_Written exercise:_ Without the pictures, copy all the entries below exactly.

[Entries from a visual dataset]
-- Begin --
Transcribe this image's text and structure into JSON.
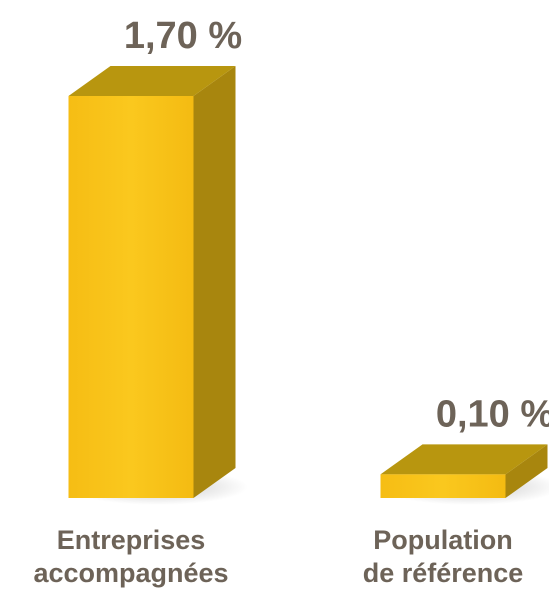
{
  "chart_data": {
    "type": "bar",
    "style": "3d",
    "categories": [
      [
        "Entreprises",
        "accompagnées"
      ],
      [
        "Population",
        "de référence"
      ]
    ],
    "values": [
      1.7,
      0.1
    ],
    "value_labels": [
      "1,70 %",
      "0,10 %"
    ],
    "ylim": [
      0,
      1.7
    ],
    "grid": false,
    "colors": {
      "front": "#f8c31a",
      "side": "#a8860e",
      "top": "#b8960f",
      "label": "#6d6358"
    }
  }
}
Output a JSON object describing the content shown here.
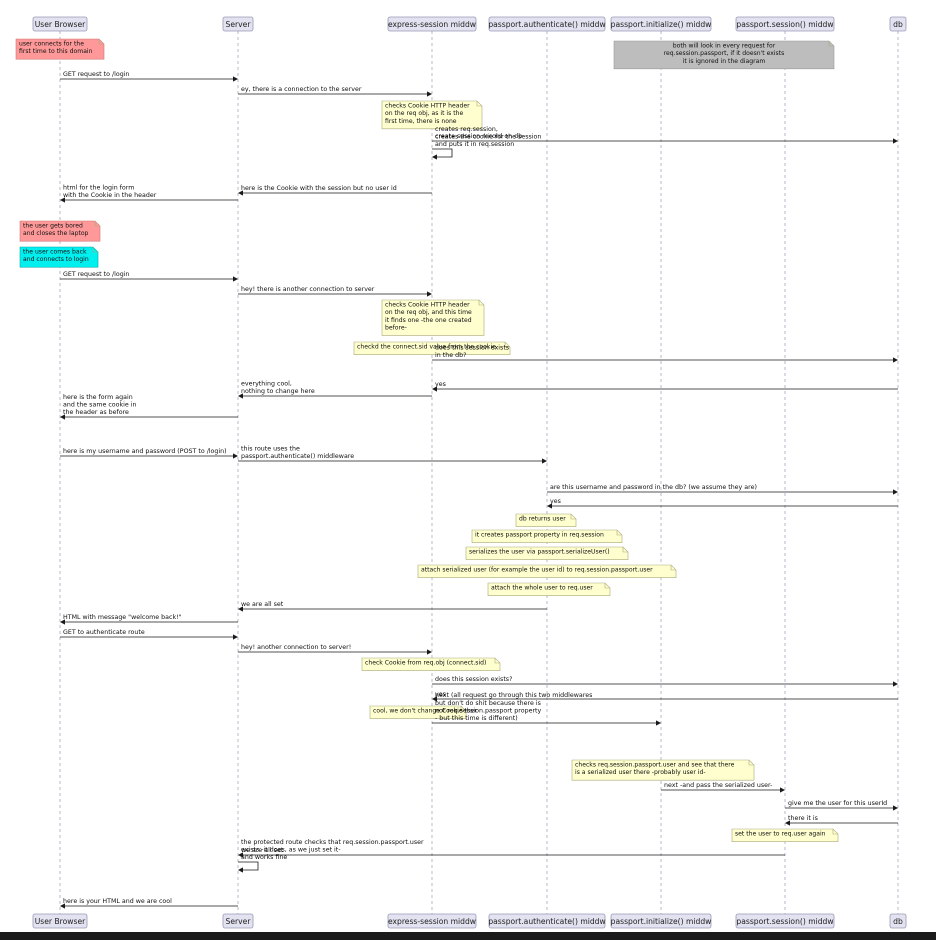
{
  "participants": [
    "User Browser",
    "Server",
    "express-session middw",
    "passport.authenticate() middw",
    "passport.initialize() middw",
    "passport.session() middw",
    "db"
  ],
  "events": [
    {
      "type": "note",
      "over": [
        0
      ],
      "color": "red",
      "lines": [
        "user connects for the",
        "first time to this domain"
      ]
    },
    {
      "type": "note",
      "over": [
        4,
        5
      ],
      "color": "gray",
      "lines": [
        "both will look in every request for",
        "req.session.passport, if it doesn't exists",
        "it is ignored in the diagram"
      ]
    },
    {
      "type": "msg",
      "from": 0,
      "to": 1,
      "lines": [
        "GET request to /login"
      ]
    },
    {
      "type": "msg",
      "from": 1,
      "to": 2,
      "lines": [
        "ey, there is a connection to the server"
      ]
    },
    {
      "type": "note",
      "over": [
        2,
        3
      ],
      "lines": [
        "checks Cookie HTTP header",
        "on the req obj, as it is the",
        "first time, there is none"
      ]
    },
    {
      "type": "msg",
      "from": 2,
      "to": 6,
      "lines": [
        "create session record on db"
      ]
    },
    {
      "type": "self",
      "at": 2,
      "lines": [
        "creates req.session,",
        "creates the cookie for the session",
        "and puts it in req.session"
      ]
    },
    {
      "type": "msg",
      "from": 2,
      "to": 1,
      "lines": [
        "here is the Cookie with the session but no user id"
      ]
    },
    {
      "type": "msg",
      "from": 1,
      "to": 0,
      "lines": [
        "html for the login form",
        "with the Cookie in the header"
      ]
    },
    {
      "type": "note",
      "over": [
        0
      ],
      "color": "red",
      "lines": [
        "the user gets bored",
        "and closes the laptop"
      ]
    },
    {
      "type": "note",
      "over": [
        0
      ],
      "color": "cyan",
      "lines": [
        "the user comes back",
        "and connects to login"
      ]
    },
    {
      "type": "msg",
      "from": 0,
      "to": 1,
      "lines": [
        "GET request to /login"
      ]
    },
    {
      "type": "msg",
      "from": 1,
      "to": 2,
      "lines": [
        "hey! there is another connection to server"
      ]
    },
    {
      "type": "note",
      "over": [
        2,
        3
      ],
      "lines": [
        "checks Cookie HTTP header",
        "on the req obj, and this time",
        "it finds one -the one created",
        "before-"
      ]
    },
    {
      "type": "note",
      "over": [
        2,
        3
      ],
      "lines": [
        "checkd the connect.sid value from the cookie"
      ]
    },
    {
      "type": "msg",
      "from": 2,
      "to": 6,
      "lines": [
        "does this session exists",
        "in the db?"
      ]
    },
    {
      "type": "msg",
      "from": 6,
      "to": 2,
      "lines": [
        "yes"
      ]
    },
    {
      "type": "msg",
      "from": 2,
      "to": 1,
      "lines": [
        "everything cool,",
        "nothing to change here"
      ]
    },
    {
      "type": "msg",
      "from": 1,
      "to": 0,
      "lines": [
        "here is the form again",
        "and the same cookie in",
        "the header as before"
      ]
    },
    {
      "type": "msg",
      "from": 0,
      "to": 1,
      "lines": [
        "here is my username and password (POST to /login)"
      ]
    },
    {
      "type": "msg",
      "from": 1,
      "to": 3,
      "lines": [
        "this route uses the",
        "passport.authenticate() middleware"
      ]
    },
    {
      "type": "msg",
      "from": 3,
      "to": 6,
      "lines": [
        "are this username and password in the db? (we assume they are)"
      ]
    },
    {
      "type": "msg",
      "from": 6,
      "to": 3,
      "lines": [
        "yes"
      ]
    },
    {
      "type": "note",
      "over": [
        3
      ],
      "lines": [
        "db returns user"
      ]
    },
    {
      "type": "note",
      "over": [
        3
      ],
      "lines": [
        "it creates passport property in req.session"
      ]
    },
    {
      "type": "note",
      "over": [
        3
      ],
      "lines": [
        "serializes the user via passport.serializeUser()"
      ]
    },
    {
      "type": "note",
      "over": [
        3
      ],
      "lines": [
        "attach serialized user (for example the user id) to req.session.passport.user"
      ]
    },
    {
      "type": "note",
      "over": [
        3
      ],
      "lines": [
        "attach the whole user to req.user"
      ]
    },
    {
      "type": "msg",
      "from": 3,
      "to": 1,
      "lines": [
        "we are all set"
      ]
    },
    {
      "type": "msg",
      "from": 1,
      "to": 0,
      "lines": [
        "HTML with message \"welcome back!\""
      ]
    },
    {
      "type": "msg",
      "from": 0,
      "to": 1,
      "lines": [
        "GET to authenticate route"
      ]
    },
    {
      "type": "msg",
      "from": 1,
      "to": 2,
      "lines": [
        "hey! another connection to server!"
      ]
    },
    {
      "type": "note",
      "over": [
        2,
        3
      ],
      "lines": [
        "check Cookie from req.obj (connect.sid)"
      ]
    },
    {
      "type": "msg",
      "from": 2,
      "to": 6,
      "lines": [
        "does this session exists?"
      ]
    },
    {
      "type": "msg",
      "from": 6,
      "to": 2,
      "lines": [
        "yes"
      ]
    },
    {
      "type": "note",
      "over": [
        2
      ],
      "lines": [
        "cool, we don't change Cookie ther"
      ]
    },
    {
      "type": "msg",
      "from": 2,
      "to": 4,
      "lines": [
        "next (all request go through this two middlewares",
        "but don't do shit because there is",
        "not req.session.passport property",
        "- but this time is different)"
      ]
    },
    {
      "type": "note",
      "over": [
        4,
        5
      ],
      "lines": [
        "checks req.session.passport.user and see that there",
        "is a serialized user there -probably user id-"
      ]
    },
    {
      "type": "msg",
      "from": 4,
      "to": 5,
      "lines": [
        "next -and pass the serialized user-"
      ]
    },
    {
      "type": "msg",
      "from": 5,
      "to": 6,
      "lines": [
        "give me the user for this userId"
      ]
    },
    {
      "type": "msg",
      "from": 6,
      "to": 5,
      "lines": [
        "there it is"
      ]
    },
    {
      "type": "note",
      "over": [
        5
      ],
      "lines": [
        "set the user to req.user again"
      ]
    },
    {
      "type": "msg",
      "from": 5,
      "to": 1,
      "lines": [
        "we are all set"
      ]
    },
    {
      "type": "self",
      "at": 1,
      "lines": [
        "the protected route checks that req.session.passport.user",
        "exists -it does, as we just set it-",
        "and works fine"
      ]
    },
    {
      "type": "msg",
      "from": 1,
      "to": 0,
      "lines": [
        "here is your HTML and we are cool"
      ]
    }
  ]
}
-- End --
_Result for this task:_
Transcribe this image's text and structure into JSON.
{
  "chart_data": {
    "type": "bar",
    "style": "3d",
    "categories": [
      [
        "Entreprises",
        "accompagnées"
      ],
      [
        "Population",
        "de référence"
      ]
    ],
    "values": [
      1.7,
      0.1
    ],
    "value_labels": [
      "1,70 %",
      "0,10 %"
    ],
    "ylim": [
      0,
      1.7
    ],
    "grid": false,
    "colors": {
      "front": "#f8c31a",
      "side": "#a8860e",
      "top": "#b8960f",
      "label": "#6d6358"
    }
  }
}
Output a JSON object describing the content shown here.
{
  "participants": [
    "User Browser",
    "Server",
    "express-session middw",
    "passport.authenticate() middw",
    "passport.initialize() middw",
    "passport.session() middw",
    "db"
  ],
  "events": [
    {
      "type": "note",
      "over": [
        0
      ],
      "color": "red",
      "lines": [
        "user connects for the",
        "first time to this domain"
      ]
    },
    {
      "type": "note",
      "over": [
        4,
        5
      ],
      "color": "gray",
      "lines": [
        "both will look in every request for",
        "req.session.passport, if it doesn't exists",
        "it is ignored in the diagram"
      ]
    },
    {
      "type": "msg",
      "from": 0,
      "to": 1,
      "lines": [
        "GET request to /login"
      ]
    },
    {
      "type": "msg",
      "from": 1,
      "to": 2,
      "lines": [
        "ey, there is a connection to the server"
      ]
    },
    {
      "type": "note",
      "over": [
        2,
        3
      ],
      "lines": [
        "checks Cookie HTTP header",
        "on the req obj, as it is the",
        "first time, there is none"
      ]
    },
    {
      "type": "msg",
      "from": 2,
      "to": 6,
      "lines": [
        "create session record on db"
      ]
    },
    {
      "type": "self",
      "at": 2,
      "lines": [
        "creates req.session,",
        "creates the cookie for the session",
        "and puts it in req.session"
      ]
    },
    {
      "type": "msg",
      "from": 2,
      "to": 1,
      "lines": [
        "here is the Cookie with the session but no user id"
      ]
    },
    {
      "type": "msg",
      "from": 1,
      "to": 0,
      "lines": [
        "html for the login form",
        "with the Cookie in the header"
      ]
    },
    {
      "type": "note",
      "over": [
        0
      ],
      "color": "red",
      "lines": [
        "the user gets bored",
        "and closes the laptop"
      ]
    },
    {
      "type": "note",
      "over": [
        0
      ],
      "color": "cyan",
      "lines": [
        "the user comes back",
        "and connects to login"
      ]
    },
    {
      "type": "msg",
      "from": 0,
      "to": 1,
      "lines": [
        "GET request to /login"
      ]
    },
    {
      "type": "msg",
      "from": 1,
      "to": 2,
      "lines": [
        "hey! there is another connection to server"
      ]
    },
    {
      "type": "note",
      "over": [
        2,
        3
      ],
      "lines": [
        "checks Cookie HTTP header",
        "on the req obj, and this time",
        "it finds one -the one created",
        "before-"
      ]
    },
    {
      "type": "note",
      "over": [
        2,
        3
      ],
      "lines": [
        "checkd the connect.sid value from the cookie"
      ]
    },
    {
      "type": "msg",
      "from": 2,
      "to": 6,
      "lines": [
        "does this session exists",
        "in the db?"
      ]
    },
    {
      "type": "msg",
      "from": 6,
      "to": 2,
      "lines": [
        "yes"
      ]
    },
    {
      "type": "msg",
      "from": 2,
      "to": 1,
      "lines": [
        "everything cool,",
        "nothing to change here"
      ]
    },
    {
      "type": "msg",
      "from": 1,
      "to": 0,
      "lines": [
        "here is the form again",
        "and the same cookie in",
        "the header as before"
      ]
    },
    {
      "type": "msg",
      "from": 0,
      "to": 1,
      "lines": [
        "here is my username and password (POST to /login)"
      ]
    },
    {
      "type": "msg",
      "from": 1,
      "to": 3,
      "lines": [
        "this route uses the",
        "passport.authenticate() middleware"
      ]
    },
    {
      "type": "msg",
      "from": 3,
      "to": 6,
      "lines": [
        "are this username and password in the db? (we assume they are)"
      ]
    },
    {
      "type": "msg",
      "from": 6,
      "to": 3,
      "lines": [
        "yes"
      ]
    },
    {
      "type": "note",
      "over": [
        3
      ],
      "lines": [
        "db returns user"
      ]
    },
    {
      "type": "note",
      "over": [
        3
      ],
      "lines": [
        "it creates passport property in req.session"
      ]
    },
    {
      "type": "note",
      "over": [
        3
      ],
      "lines": [
        "serializes the user via passport.serializeUser()"
      ]
    },
    {
      "type": "note",
      "over": [
        3
      ],
      "lines": [
        "attach serialized user (for example the user id) to req.session.passport.user"
      ]
    },
    {
      "type": "note",
      "over": [
        3
      ],
      "lines": [
        "attach the whole user to req.user"
      ]
    },
    {
      "type": "msg",
      "from": 3,
      "to": 1,
      "lines": [
        "we are all set"
      ]
    },
    {
      "type": "msg",
      "from": 1,
      "to": 0,
      "lines": [
        "HTML with message \"welcome back!\""
      ]
    },
    {
      "type": "msg",
      "from": 0,
      "to": 1,
      "lines": [
        "GET to authenticate route"
      ]
    },
    {
      "type": "msg",
      "from": 1,
      "to": 2,
      "lines": [
        "hey! another connection to server!"
      ]
    },
    {
      "type": "note",
      "over": [
        2,
        3
      ],
      "lines": [
        "check Cookie from req.obj (connect.sid)"
      ]
    },
    {
      "type": "msg",
      "from": 2,
      "to": 6,
      "lines": [
        "does this session exists?"
      ]
    },
    {
      "type": "msg",
      "from": 6,
      "to": 2,
      "lines": [
        "yes"
      ]
    },
    {
      "type": "note",
      "over": [
        2
      ],
      "lines": [
        "cool, we don't change Cookie ther"
      ]
    },
    {
      "type": "msg",
      "from": 2,
      "to": 4,
      "lines": [
        "next (all request go through this two middlewares",
        "but don't do shit because there is",
        "not req.session.passport property",
        "- but this time is different)"
      ]
    },
    {
      "type": "note",
      "over": [
        4,
        5
      ],
      "lines": [
        "checks req.session.passport.user and see that there",
        "is a serialized user there -probably user id-"
      ]
    },
    {
      "type": "msg",
      "from": 4,
      "to": 5,
      "lines": [
        "next -and pass the serialized user-"
      ]
    },
    {
      "type": "msg",
      "from": 5,
      "to": 6,
      "lines": [
        "give me the user for this userId"
      ]
    },
    {
      "type": "msg",
      "from": 6,
      "to": 5,
      "lines": [
        "there it is"
      ]
    },
    {
      "type": "note",
      "over": [
        5
      ],
      "lines": [
        "set the user to req.user again"
      ]
    },
    {
      "type": "msg",
      "from": 5,
      "to": 1,
      "lines": [
        "we are all set"
      ]
    },
    {
      "type": "self",
      "at": 1,
      "lines": [
        "the protected route checks that req.session.passport.user",
        "exists -it does, as we just set it-",
        "and works fine"
      ]
    },
    {
      "type": "msg",
      "from": 1,
      "to": 0,
      "lines": [
        "here is your HTML and we are cool"
      ]
    }
  ]
}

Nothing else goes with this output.